== Written exercise ==
Reproduce the part of the items that opens with the line containing "letter-key[interactable]: J xyxy=(746,1014,830,1070)" and runs through the end of the items, replacing "letter-tile" with "board-tile" everywhere and leaving all else unchanged.

Page element annotations:
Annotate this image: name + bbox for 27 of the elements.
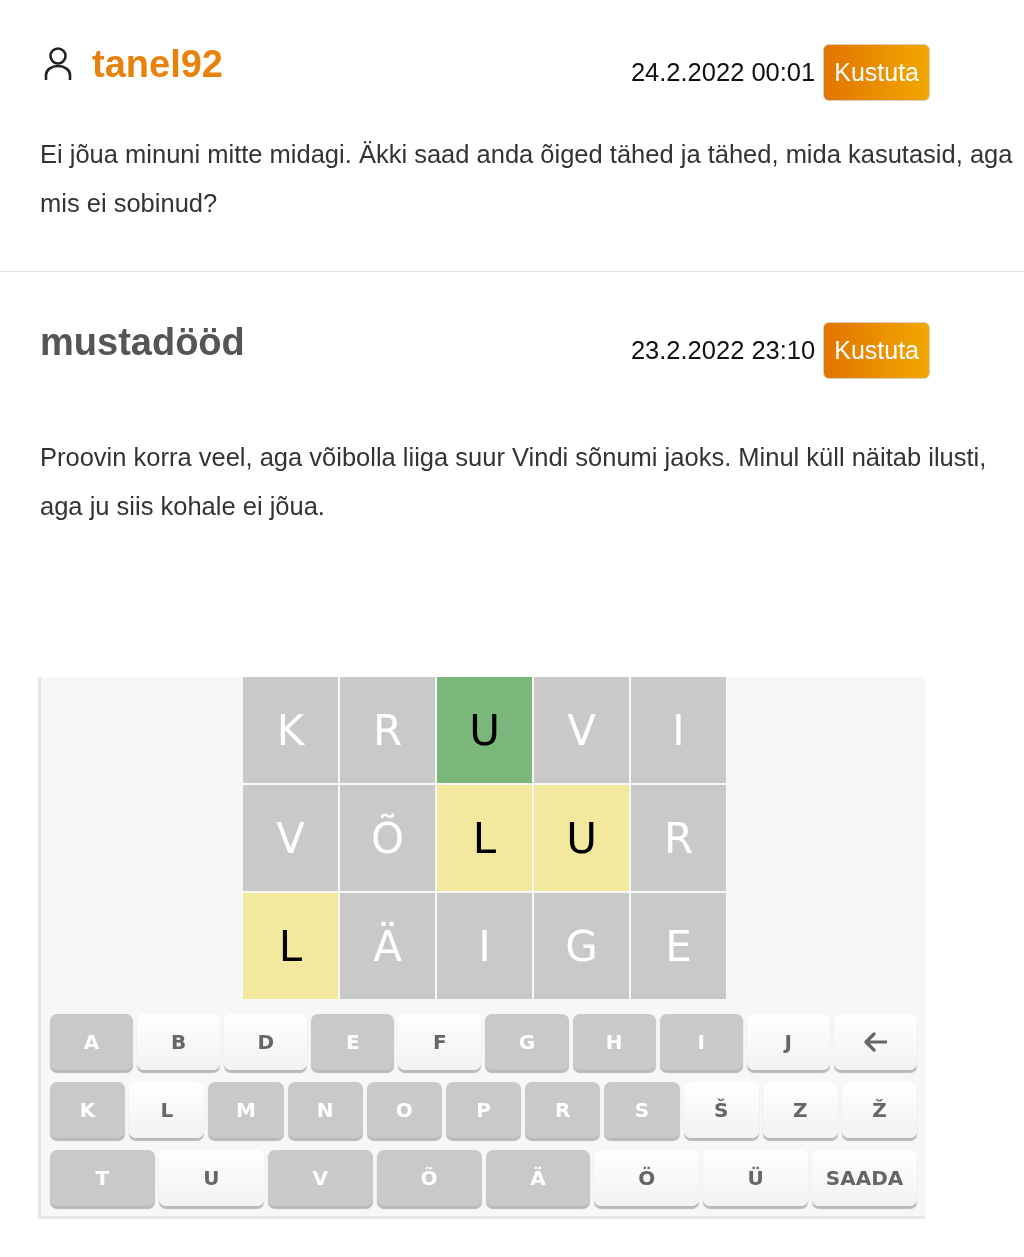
letter-key[interactable]: J xyxy=(746,1014,830,1070)
letter-key[interactable]: Ž xyxy=(841,1082,918,1138)
letter-key[interactable]: Z xyxy=(762,1082,838,1138)
delete-button[interactable]: Kustuta xyxy=(823,322,930,379)
comment-text: Proovin korra veel, aga võibolla liiga suur Vindi sõnumi jaoks. Minul küll näitab ilusti, aga ju siis kohale ei jõua. xyxy=(40,442,988,522)
left-arrow-icon xyxy=(863,1032,888,1052)
backspace-key[interactable] xyxy=(833,1014,917,1070)
comment-date: 23.2.2022 23:10 xyxy=(630,336,816,365)
letter-key[interactable]: Š xyxy=(683,1082,759,1138)
letter-tile: U xyxy=(534,785,629,891)
submit-key[interactable]: SAADA xyxy=(812,1150,917,1206)
letter-key[interactable]: F xyxy=(398,1014,482,1070)
letter-tile: U xyxy=(437,677,532,783)
user-icon xyxy=(44,47,72,81)
letter-key[interactable]: Ü xyxy=(703,1150,809,1206)
letter-key[interactable]: D xyxy=(224,1014,308,1070)
letter-key[interactable]: B xyxy=(137,1014,221,1070)
letter-key[interactable]: Ö xyxy=(594,1150,700,1206)
comment-date: 24.2.2022 00:01 xyxy=(630,58,816,87)
letter-key[interactable]: U xyxy=(158,1150,264,1206)
author-name: mustadööd xyxy=(40,322,245,362)
letter-key[interactable]: L xyxy=(129,1082,205,1138)
author-name: tanel92 xyxy=(92,44,223,84)
letter-tile: L xyxy=(243,893,338,999)
letter-tile: L xyxy=(437,785,532,891)
comment-text: Ei jõua minuni mitte midagi. Äkki saad anda õiged tähed ja tähed, mida kasutasid, aga mis ei sobinud? xyxy=(40,139,1014,219)
delete-button[interactable]: Kustuta xyxy=(823,44,930,101)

== Final result ==
letter-key[interactable]: J xyxy=(746,1014,830,1070)
letter-key[interactable]: Ž xyxy=(841,1082,918,1138)
letter-key[interactable]: Z xyxy=(762,1082,838,1138)
delete-button[interactable]: Kustuta xyxy=(823,322,930,379)
comment-text: Proovin korra veel, aga võibolla liiga suur Vindi sõnumi jaoks. Minul küll näitab ilusti, aga ju siis kohale ei jõua. xyxy=(40,442,988,522)
left-arrow-icon xyxy=(863,1032,888,1052)
backspace-key[interactable] xyxy=(833,1014,917,1070)
comment-date: 23.2.2022 23:10 xyxy=(630,336,816,365)
letter-key[interactable]: Š xyxy=(683,1082,759,1138)
board-tile: U xyxy=(534,785,629,891)
submit-key[interactable]: SAADA xyxy=(812,1150,917,1206)
letter-key[interactable]: F xyxy=(398,1014,482,1070)
board-tile: U xyxy=(437,677,532,783)
user-icon xyxy=(44,47,72,81)
letter-key[interactable]: Ü xyxy=(703,1150,809,1206)
letter-key[interactable]: D xyxy=(224,1014,308,1070)
letter-key[interactable]: B xyxy=(137,1014,221,1070)
letter-key[interactable]: Ö xyxy=(594,1150,700,1206)
comment-date: 24.2.2022 00:01 xyxy=(630,58,816,87)
letter-key[interactable]: U xyxy=(158,1150,264,1206)
author-name: mustadööd xyxy=(40,322,245,362)
letter-key[interactable]: L xyxy=(129,1082,205,1138)
author-name: tanel92 xyxy=(92,44,223,84)
board-tile: L xyxy=(243,893,338,999)
board-tile: L xyxy=(437,785,532,891)
comment-text: Ei jõua minuni mitte midagi. Äkki saad anda õiged tähed ja tähed, mida kasutasid, aga mis ei sobinud? xyxy=(40,139,1014,219)
delete-button[interactable]: Kustuta xyxy=(823,44,930,101)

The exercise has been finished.